*ПРЕДЛОЖЕННЫЙ ОТРЫВОК*.
Странная мысль написать самого себя в виде сходящего с ума игрока была пророческой в своей безумности.35 «Накликал» — сказали бы в старину. «Угадал» — скажем мы.
Что же стало толчком? Мысль об усталости является первой, она и в самом деле оказалась первым и самым распространенным объяснением случившегося весной 1852 года. Федотов совершил слишком много для человека, у которого на всё про всё только одна голова, одна пара рук и одна жизнь, да и та безобразно укороченная.
В течение многих лет он был вынужден во всем полагаться на себя одного, быть для себя и учителем, и советчиком, и судьей — такое не проходит даром.
Прежних сил, прежнего здоровья действительно стало не хватать, и настолько, что он уже не всегда мог это скрыть от окружающих. «Нет у меня больше энергии», — в сердцах пожаловался он как-то. Все чаще мучили его приливы крови к глазам и затяжные головные боли. Не на шутку беспокоили глаза, он лечил их собственным доморощенным средством, прикладывая тряпочку, смоченную холодной водой пополам с белым ромом. Пустячная простуда, полученная от форточки, неудачно оказавшейся над головой, — он привык не обращать внимания на такие мелочи, — сейчас способна была на неделю уложить его в постель, с жестоким кашлем и лихорадкой. Уже в начале 1852 года он сильно исхудал, выглядел изможденным и сам признавался, что начинает сдавать.

*ИСХОДНЫЕ ДАННЫЕ*.
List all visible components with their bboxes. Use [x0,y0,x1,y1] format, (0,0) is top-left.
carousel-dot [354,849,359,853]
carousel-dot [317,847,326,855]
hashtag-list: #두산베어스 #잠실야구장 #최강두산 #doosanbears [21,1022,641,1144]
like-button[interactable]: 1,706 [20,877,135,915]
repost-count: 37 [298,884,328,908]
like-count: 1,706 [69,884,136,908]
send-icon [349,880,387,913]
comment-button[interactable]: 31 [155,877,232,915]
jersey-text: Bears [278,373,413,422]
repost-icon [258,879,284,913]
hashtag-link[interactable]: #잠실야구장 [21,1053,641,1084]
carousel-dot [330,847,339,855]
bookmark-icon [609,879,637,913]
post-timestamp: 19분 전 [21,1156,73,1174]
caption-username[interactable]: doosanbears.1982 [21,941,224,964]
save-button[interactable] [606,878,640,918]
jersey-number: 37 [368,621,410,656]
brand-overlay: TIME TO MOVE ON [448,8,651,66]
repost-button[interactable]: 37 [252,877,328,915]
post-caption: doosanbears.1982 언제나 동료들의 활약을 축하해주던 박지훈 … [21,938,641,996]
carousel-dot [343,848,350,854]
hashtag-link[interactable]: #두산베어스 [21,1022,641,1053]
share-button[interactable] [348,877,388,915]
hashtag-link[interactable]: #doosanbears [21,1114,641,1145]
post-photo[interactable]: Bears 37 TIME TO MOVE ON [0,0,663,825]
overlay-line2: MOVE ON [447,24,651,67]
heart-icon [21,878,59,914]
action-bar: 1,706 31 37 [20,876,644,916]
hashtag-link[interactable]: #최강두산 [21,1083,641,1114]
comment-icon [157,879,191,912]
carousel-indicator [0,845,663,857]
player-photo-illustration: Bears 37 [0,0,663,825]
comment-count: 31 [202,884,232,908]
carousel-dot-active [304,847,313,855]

*ПОРЯДОК ВЫПОЛНЕНИЯ*. Продолжите отрывок о Федотове, начав сразу после его последнего предложения. Записи не имеют никакого отношения к отрывку о Федотове.

*ОТВЕТ К ЗАДАНИЮ*.
Но только ли в этом было дело?
Может быть, причиной послужили гонения и преследования, которым подвергался он сам и его творчество? Именно так порою рассуждают. Почитать иные статьи — решишь, что чуть ли не все российское государство, от императора до рядового цензора, только и озабочено было тем, чтобы сжить со света Федотова и, даже загнав его в лечебницу, поддерживать заговор молчания вокруг его болезни, а потом и смерти.36 Однако это не более чем еще один миф.
Начать с того, что все эти годы Федотов исправно продолжал получать свое пособие — пусть скромное, но все-таки выдаваемое ему, в сущности, ни за что, ни за службу, ни за какие-либо иные заслуги перед Российской Империей, а с конца 1850 года заметно увеличенное. Он попал в больницу — и Николай I, по ходатайству президента Академии художеств, распорядился отпустить 500 рублей серебром на его лечение.
Даже цензуре трудно предъявить что-либо. Картины, назначенные к литографированию, она таки пропустила, и в том, что затея Федотова провалилась, вины ее нет. Нелепое требование снять крестик с груди «кавалера» — рядовой и довольно безобидный эпизод в летописи русской цензуры. Во всяком случае, говорить о каких-то особых придирках к Федотову, связанных с характером его картин, а тем более о том, что цензура «не скрывала своей ненависти к нему» (и такое случается прочитать), не приходится.
Имя Федотова промелькнуло в показаниях некоторых петрашевцев, между тем он не был привлечен к следствию даже в качестве свидетеля, в то время как трясли каждого. Но что петрашевцы, которым он все-таки был посторонний, когда его широкоизвестная, расходившаяся во множестве списков по Петербургу и по всей стране (это не преувеличение, а факт, засвидетельствованный современниками) поэма «Поправка обстоятельств, или Женитьба майора» считалась нецензурной, чего, по николаевским временам, хватило бы, чтобы обрушиться на автора, однако и этого не произошло.